● **TO DO**: Your task is to repeat the entries exactly. Leave the pictures out.

===== LISTING

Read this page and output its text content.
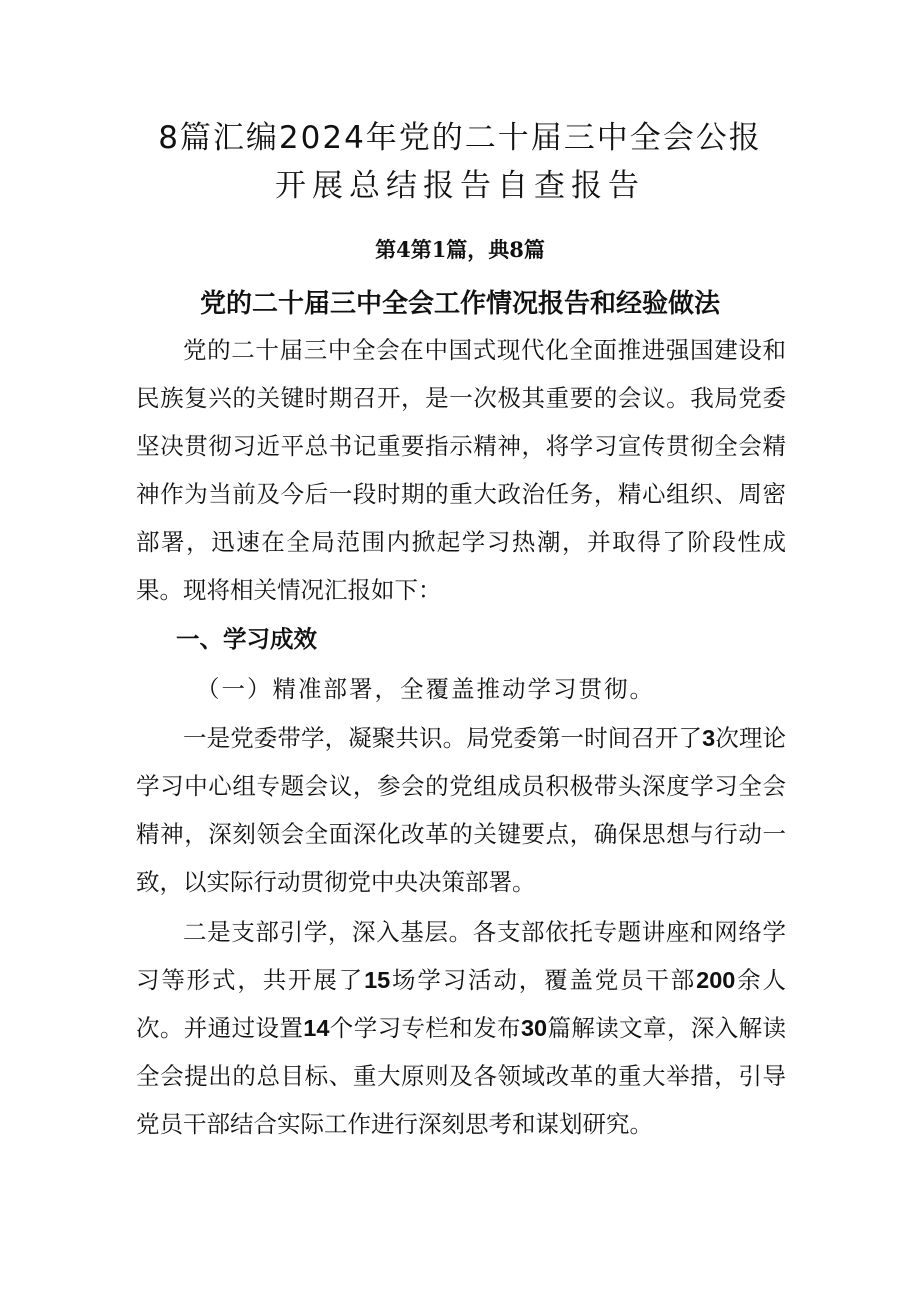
8篇汇编2024年党的二十届三中全会公报
开展总结报告自查报告
第4第1篇，典8篇
党的二十届三中全会工作情况报告和经验做法

党的二十届三中全会在中国式现代化全面推进强国建设和民族复兴的关键时期召开，是一次极其重要的会议。我局党委坚决贯彻习近平总书记重要指示精神，将学习宣传贯彻全会精神作为当前及今后一段时期的重大政治任务，精心组织、周密部署，迅速在全局范围内掀起学习热潮，并取得了阶段性成果。现将相关情况汇报如下：

一、学习成效
（一）精准部署，全覆盖推动学习贯彻。

一是党委带学，凝聚共识。局党委第一时间召开了3次理论学习中心组专题会议，参会的党组成员积极带头深度学习全会精神，深刻领会全面深化改革的关键要点，确保思想与行动一致，以实际行动贯彻党中央决策部署。

二是支部引学，深入基层。各支部依托专题讲座和网络学习等形式，共开展了15场学习活动，覆盖党员干部200余人次。并通过设置14个学习专栏和发布30篇解读文章，深入解读全会提出的总目标、重大原则及各领域改革的重大举措，引导党员干部结合实际工作进行深刻思考和谋划研究。
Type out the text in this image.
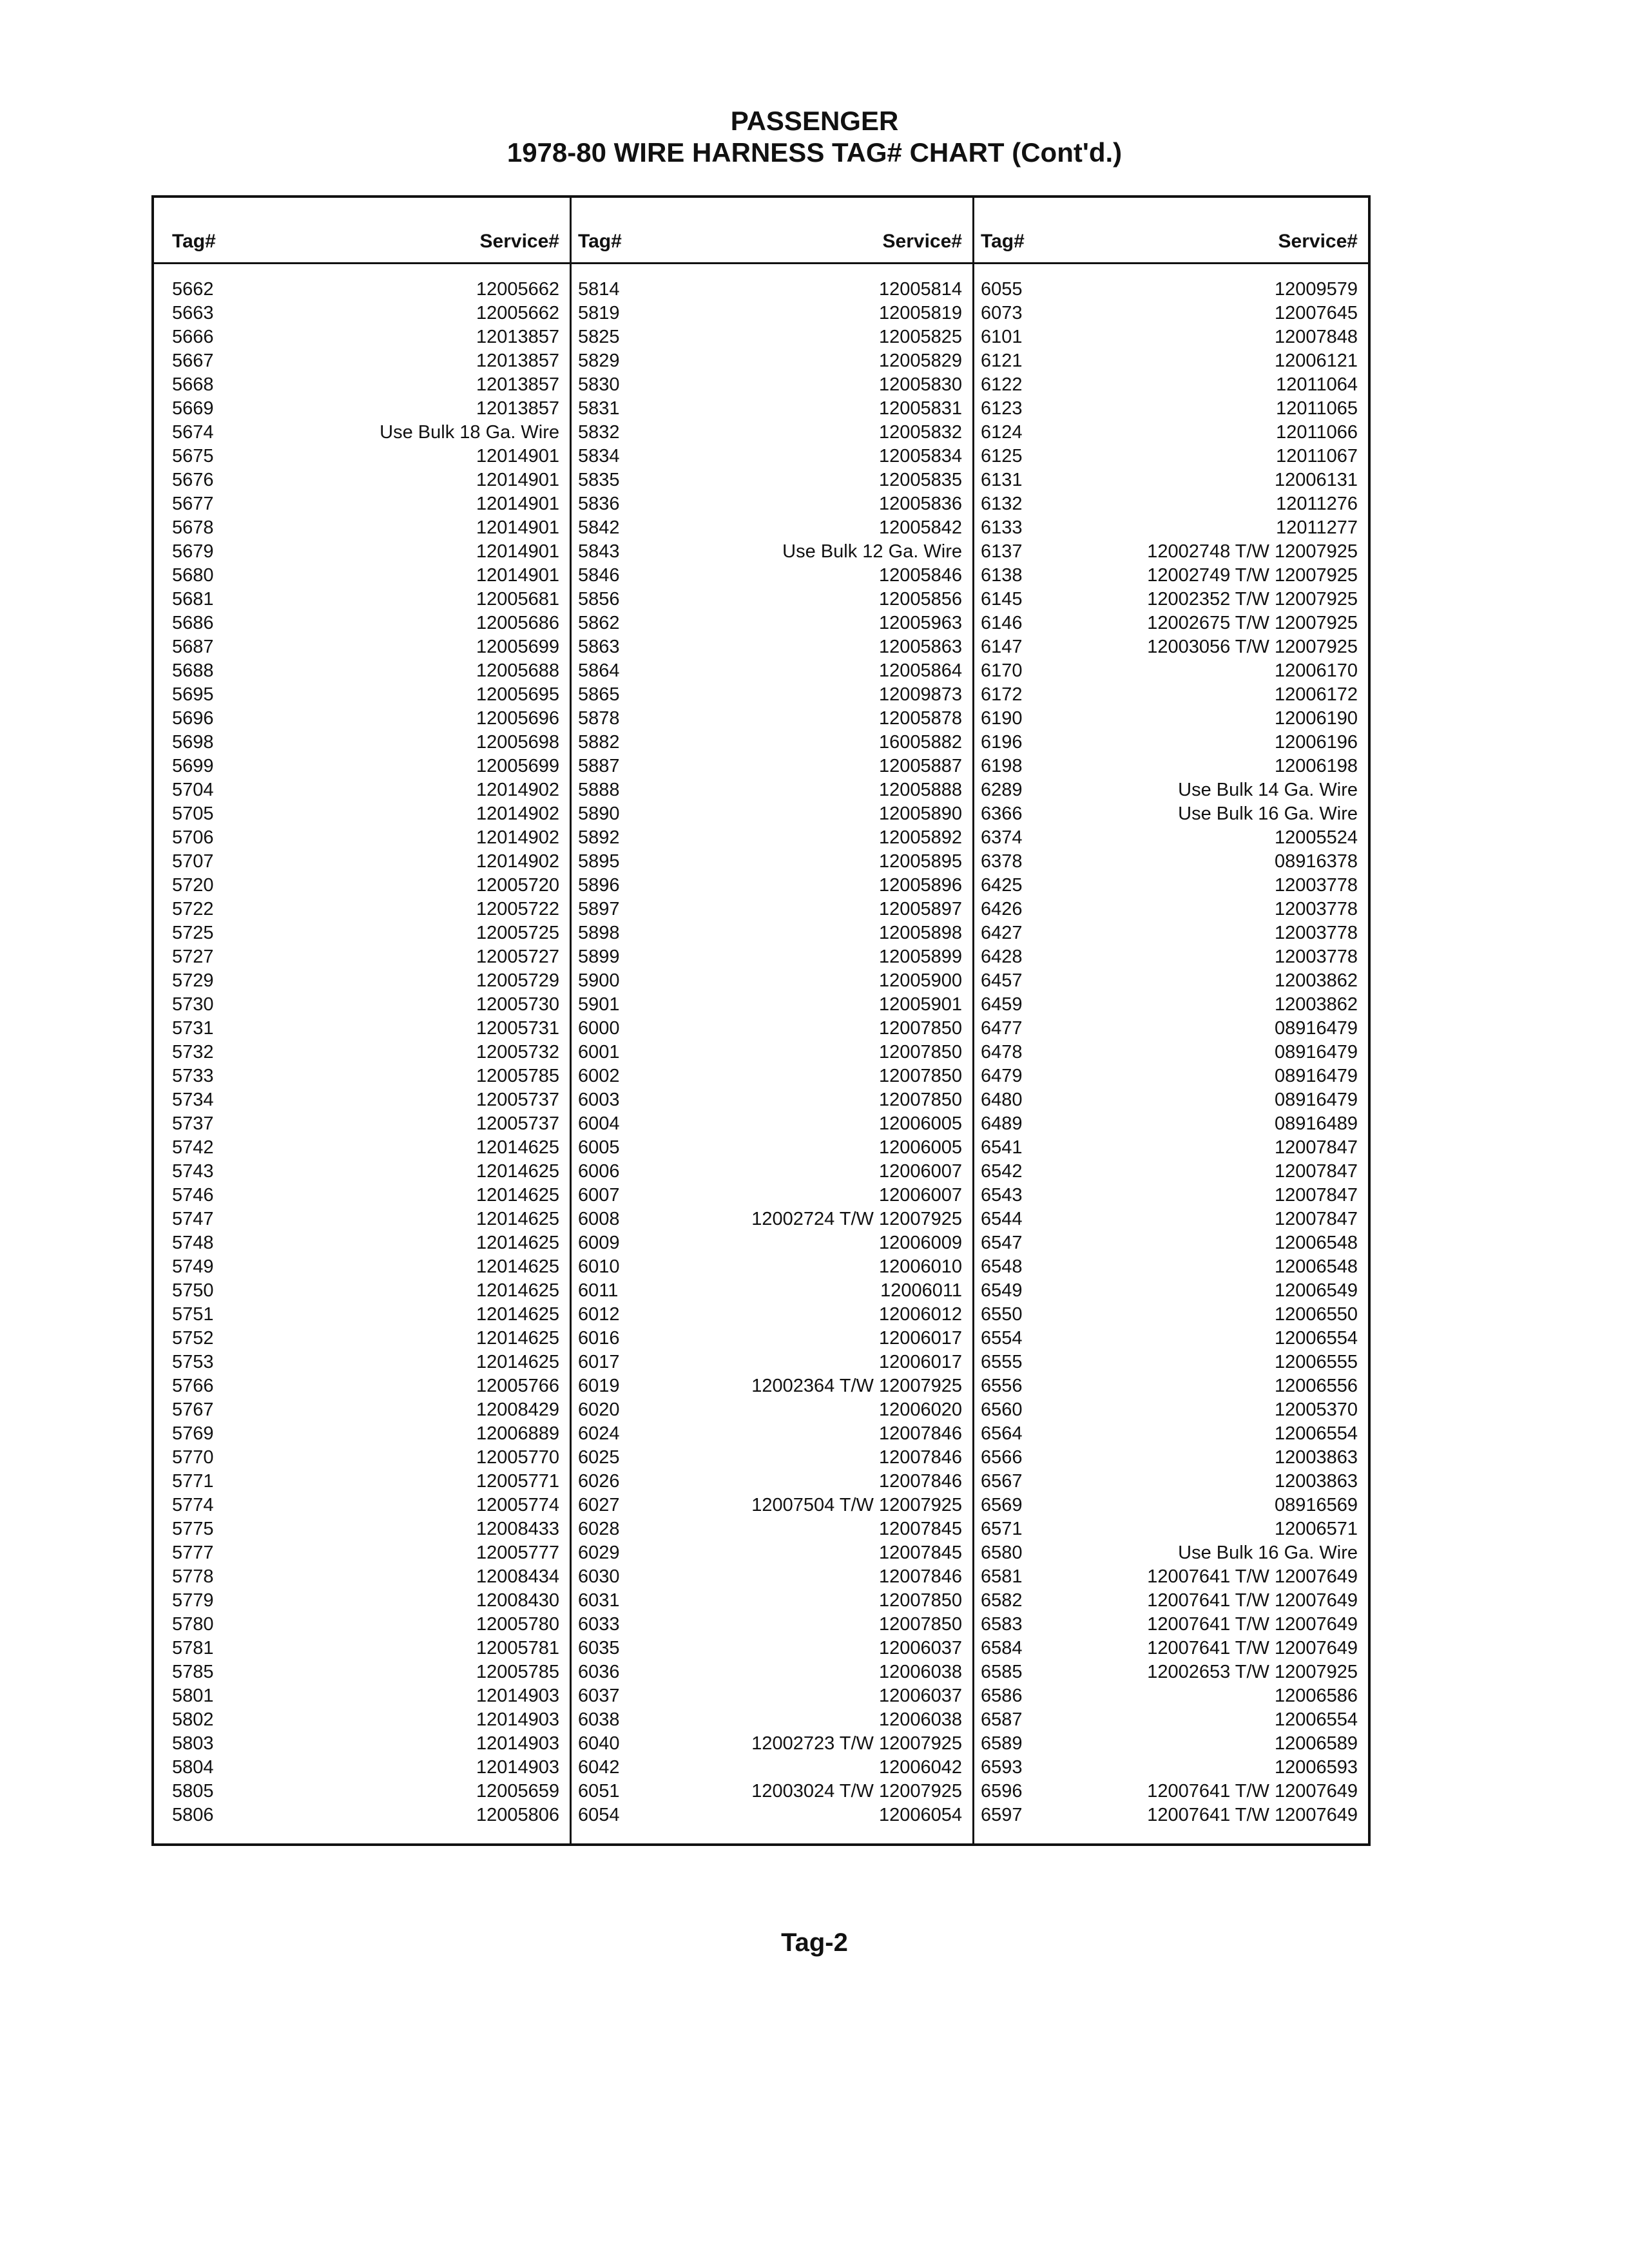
PASSENGER
1978-80 WIRE HARNESS TAG# CHART (Cont'd.)
Tag#	Service#
5662	12005662
5663	12005662
5666	12013857
5667	12013857
5668	12013857
5669	12013857
5674	Use Bulk 18 Ga. Wire
5675	12014901
5676	12014901
5677	12014901
5678	12014901
5679	12014901
5680	12014901
5681	12005681
5686	12005686
5687	12005699
5688	12005688
5695	12005695
5696	12005696
5698	12005698
5699	12005699
5704	12014902
5705	12014902
5706	12014902
5707	12014902
5720	12005720
5722	12005722
5725	12005725
5727	12005727
5729	12005729
5730	12005730
5731	12005731
5732	12005732
5733	12005785
5734	12005737
5737	12005737
5742	12014625
5743	12014625
5746	12014625
5747	12014625
5748	12014625
5749	12014625
5750	12014625
5751	12014625
5752	12014625
5753	12014625
5766	12005766
5767	12008429
5769	12006889
5770	12005770
5771	12005771
5774	12005774
5775	12008433
5777	12005777
5778	12008434
5779	12008430
5780	12005780
5781	12005781
5785	12005785
5801	12014903
5802	12014903
5803	12014903
5804	12014903
5805	12005659
5806	12005806
Tag#	Service#
5814	12005814
5819	12005819
5825	12005825
5829	12005829
5830	12005830
5831	12005831
5832	12005832
5834	12005834
5835	12005835
5836	12005836
5842	12005842
5843	Use Bulk 12 Ga. Wire
5846	12005846
5856	12005856
5862	12005963
5863	12005863
5864	12005864
5865	12009873
5878	12005878
5882	16005882
5887	12005887
5888	12005888
5890	12005890
5892	12005892
5895	12005895
5896	12005896
5897	12005897
5898	12005898
5899	12005899
5900	12005900
5901	12005901
6000	12007850
6001	12007850
6002	12007850
6003	12007850
6004	12006005
6005	12006005
6006	12006007
6007	12006007
6008	12002724 T/W 12007925
6009	12006009
6010	12006010
6011	12006011
6012	12006012
6016	12006017
6017	12006017
6019	12002364 T/W 12007925
6020	12006020
6024	12007846
6025	12007846
6026	12007846
6027	12007504 T/W 12007925
6028	12007845
6029	12007845
6030	12007846
6031	12007850
6033	12007850
6035	12006037
6036	12006038
6037	12006037
6038	12006038
6040	12002723 T/W 12007925
6042	12006042
6051	12003024 T/W 12007925
6054	12006054
Tag#	Service#
6055	12009579
6073	12007645
6101	12007848
6121	12006121
6122	12011064
6123	12011065
6124	12011066
6125	12011067
6131	12006131
6132	12011276
6133	12011277
6137	12002748 T/W 12007925
6138	12002749 T/W 12007925
6145	12002352 T/W 12007925
6146	12002675 T/W 12007925
6147	12003056 T/W 12007925
6170	12006170
6172	12006172
6190	12006190
6196	12006196
6198	12006198
6289	Use Bulk 14 Ga. Wire
6366	Use Bulk 16 Ga. Wire
6374	12005524
6378	08916378
6425	12003778
6426	12003778
6427	12003778
6428	12003778
6457	12003862
6459	12003862
6477	08916479
6478	08916479
6479	08916479
6480	08916479
6489	08916489
6541	12007847
6542	12007847
6543	12007847
6544	12007847
6547	12006548
6548	12006548
6549	12006549
6550	12006550
6554	12006554
6555	12006555
6556	12006556
6560	12005370
6564	12006554
6566	12003863
6567	12003863
6569	08916569
6571	12006571
6580	Use Bulk 16 Ga. Wire
6581	12007641 T/W 12007649
6582	12007641 T/W 12007649
6583	12007641 T/W 12007649
6584	12007641 T/W 12007649
6585	12002653 T/W 12007925
6586	12006586
6587	12006554
6589	12006589
6593	12006593
6596	12007641 T/W 12007649
6597	12007641 T/W 12007649
Tag-2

==========

● **FINISHED TASK**:
Read this page and output its text content.
8篇汇编2024年党的二十届三中全会公报
开展总结报告自查报告
第4第1篇，典8篇
党的二十届三中全会工作情况报告和经验做法

党的二十届三中全会在中国式现代化全面推进强国建设和民族复兴的关键时期召开，是一次极其重要的会议。我局党委坚决贯彻习近平总书记重要指示精神，将学习宣传贯彻全会精神作为当前及今后一段时期的重大政治任务，精心组织、周密部署，迅速在全局范围内掀起学习热潮，并取得了阶段性成果。现将相关情况汇报如下：

一、学习成效
（一）精准部署，全覆盖推动学习贯彻。

一是党委带学，凝聚共识。局党委第一时间召开了3次理论学习中心组专题会议，参会的党组成员积极带头深度学习全会精神，深刻领会全面深化改革的关键要点，确保思想与行动一致，以实际行动贯彻党中央决策部署。

二是支部引学，深入基层。各支部依托专题讲座和网络学习等形式，共开展了15场学习活动，覆盖党员干部200余人次。并通过设置14个学习专栏和发布30篇解读文章，深入解读全会提出的总目标、重大原则及各领域改革的重大举措，引导党员干部结合实际工作进行深刻思考和谋划研究。
Type out the text in this image.
PASSENGER
1978-80 WIRE HARNESS TAG# CHART (Cont'd.)
Tag#	Service#
5662	12005662
5663	12005662
5666	12013857
5667	12013857
5668	12013857
5669	12013857
5674	Use Bulk 18 Ga. Wire
5675	12014901
5676	12014901
5677	12014901
5678	12014901
5679	12014901
5680	12014901
5681	12005681
5686	12005686
5687	12005699
5688	12005688
5695	12005695
5696	12005696
5698	12005698
5699	12005699
5704	12014902
5705	12014902
5706	12014902
5707	12014902
5720	12005720
5722	12005722
5725	12005725
5727	12005727
5729	12005729
5730	12005730
5731	12005731
5732	12005732
5733	12005785
5734	12005737
5737	12005737
5742	12014625
5743	12014625
5746	12014625
5747	12014625
5748	12014625
5749	12014625
5750	12014625
5751	12014625
5752	12014625
5753	12014625
5766	12005766
5767	12008429
5769	12006889
5770	12005770
5771	12005771
5774	12005774
5775	12008433
5777	12005777
5778	12008434
5779	12008430
5780	12005780
5781	12005781
5785	12005785
5801	12014903
5802	12014903
5803	12014903
5804	12014903
5805	12005659
5806	12005806
Tag#	Service#
5814	12005814
5819	12005819
5825	12005825
5829	12005829
5830	12005830
5831	12005831
5832	12005832
5834	12005834
5835	12005835
5836	12005836
5842	12005842
5843	Use Bulk 12 Ga. Wire
5846	12005846
5856	12005856
5862	12005963
5863	12005863
5864	12005864
5865	12009873
5878	12005878
5882	16005882
5887	12005887
5888	12005888
5890	12005890
5892	12005892
5895	12005895
5896	12005896
5897	12005897
5898	12005898
5899	12005899
5900	12005900
5901	12005901
6000	12007850
6001	12007850
6002	12007850
6003	12007850
6004	12006005
6005	12006005
6006	12006007
6007	12006007
6008	12002724 T/W 12007925
6009	12006009
6010	12006010
6011	12006011
6012	12006012
6016	12006017
6017	12006017
6019	12002364 T/W 12007925
6020	12006020
6024	12007846
6025	12007846
6026	12007846
6027	12007504 T/W 12007925
6028	12007845
6029	12007845
6030	12007846
6031	12007850
6033	12007850
6035	12006037
6036	12006038
6037	12006037
6038	12006038
6040	12002723 T/W 12007925
6042	12006042
6051	12003024 T/W 12007925
6054	12006054
Tag#	Service#
6055	12009579
6073	12007645
6101	12007848
6121	12006121
6122	12011064
6123	12011065
6124	12011066
6125	12011067
6131	12006131
6132	12011276
6133	12011277
6137	12002748 T/W 12007925
6138	12002749 T/W 12007925
6145	12002352 T/W 12007925
6146	12002675 T/W 12007925
6147	12003056 T/W 12007925
6170	12006170
6172	12006172
6190	12006190
6196	12006196
6198	12006198
6289	Use Bulk 14 Ga. Wire
6366	Use Bulk 16 Ga. Wire
6374	12005524
6378	08916378
6425	12003778
6426	12003778
6427	12003778
6428	12003778
6457	12003862
6459	12003862
6477	08916479
6478	08916479
6479	08916479
6480	08916479
6489	08916489
6541	12007847
6542	12007847
6543	12007847
6544	12007847
6547	12006548
6548	12006548
6549	12006549
6550	12006550
6554	12006554
6555	12006555
6556	12006556
6560	12005370
6564	12006554
6566	12003863
6567	12003863
6569	08916569
6571	12006571
6580	Use Bulk 16 Ga. Wire
6581	12007641 T/W 12007649
6582	12007641 T/W 12007649
6583	12007641 T/W 12007649
6584	12007641 T/W 12007649
6585	12002653 T/W 12007925
6586	12006586
6587	12006554
6589	12006589
6593	12006593
6596	12007641 T/W 12007649
6597	12007641 T/W 12007649
Tag-2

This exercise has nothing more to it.